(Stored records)
★ ★ ★ ★ ★
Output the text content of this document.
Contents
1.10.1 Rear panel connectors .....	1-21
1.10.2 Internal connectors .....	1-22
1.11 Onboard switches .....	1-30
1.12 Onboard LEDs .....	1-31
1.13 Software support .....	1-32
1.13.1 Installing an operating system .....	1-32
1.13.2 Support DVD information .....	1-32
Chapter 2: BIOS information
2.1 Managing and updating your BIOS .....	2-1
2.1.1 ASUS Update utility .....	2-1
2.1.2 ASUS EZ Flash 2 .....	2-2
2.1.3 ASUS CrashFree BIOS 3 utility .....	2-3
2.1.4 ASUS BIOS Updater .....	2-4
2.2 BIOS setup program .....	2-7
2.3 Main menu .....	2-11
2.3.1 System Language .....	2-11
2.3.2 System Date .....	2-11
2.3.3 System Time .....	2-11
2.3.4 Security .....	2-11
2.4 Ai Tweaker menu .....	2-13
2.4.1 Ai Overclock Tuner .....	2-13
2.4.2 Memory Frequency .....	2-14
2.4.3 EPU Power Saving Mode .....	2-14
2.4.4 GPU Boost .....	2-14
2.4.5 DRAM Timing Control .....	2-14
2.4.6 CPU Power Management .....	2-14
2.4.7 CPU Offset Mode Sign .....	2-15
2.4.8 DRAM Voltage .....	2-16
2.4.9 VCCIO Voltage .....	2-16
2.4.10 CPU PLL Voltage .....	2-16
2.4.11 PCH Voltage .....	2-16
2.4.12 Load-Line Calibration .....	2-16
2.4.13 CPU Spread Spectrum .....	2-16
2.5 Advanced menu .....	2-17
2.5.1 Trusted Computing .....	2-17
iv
★ ★ ★ ★ ★
#### AIM:
Repeat the listing exactly, from its first line to its last.

#### EXERCISE OUTPUT:
Output the text content of this document.
Contents
1.10.1 Rear panel connectors .....	1-21
1.10.2 Internal connectors .....	1-22
1.11 Onboard switches .....	1-30
1.12 Onboard LEDs .....	1-31
1.13 Software support .....	1-32
1.13.1 Installing an operating system .....	1-32
1.13.2 Support DVD information .....	1-32
Chapter 2: BIOS information
2.1 Managing and updating your BIOS .....	2-1
2.1.1 ASUS Update utility .....	2-1
2.1.2 ASUS EZ Flash 2 .....	2-2
2.1.3 ASUS CrashFree BIOS 3 utility .....	2-3
2.1.4 ASUS BIOS Updater .....	2-4
2.2 BIOS setup program .....	2-7
2.3 Main menu .....	2-11
2.3.1 System Language .....	2-11
2.3.2 System Date .....	2-11
2.3.3 System Time .....	2-11
2.3.4 Security .....	2-11
2.4 Ai Tweaker menu .....	2-13
2.4.1 Ai Overclock Tuner .....	2-13
2.4.2 Memory Frequency .....	2-14
2.4.3 EPU Power Saving Mode .....	2-14
2.4.4 GPU Boost .....	2-14
2.4.5 DRAM Timing Control .....	2-14
2.4.6 CPU Power Management .....	2-14
2.4.7 CPU Offset Mode Sign .....	2-15
2.4.8 DRAM Voltage .....	2-16
2.4.9 VCCIO Voltage .....	2-16
2.4.10 CPU PLL Voltage .....	2-16
2.4.11 PCH Voltage .....	2-16
2.4.12 Load-Line Calibration .....	2-16
2.4.13 CPU Spread Spectrum .....	2-16
2.5 Advanced menu .....	2-17
2.5.1 Trusted Computing .....	2-17
iv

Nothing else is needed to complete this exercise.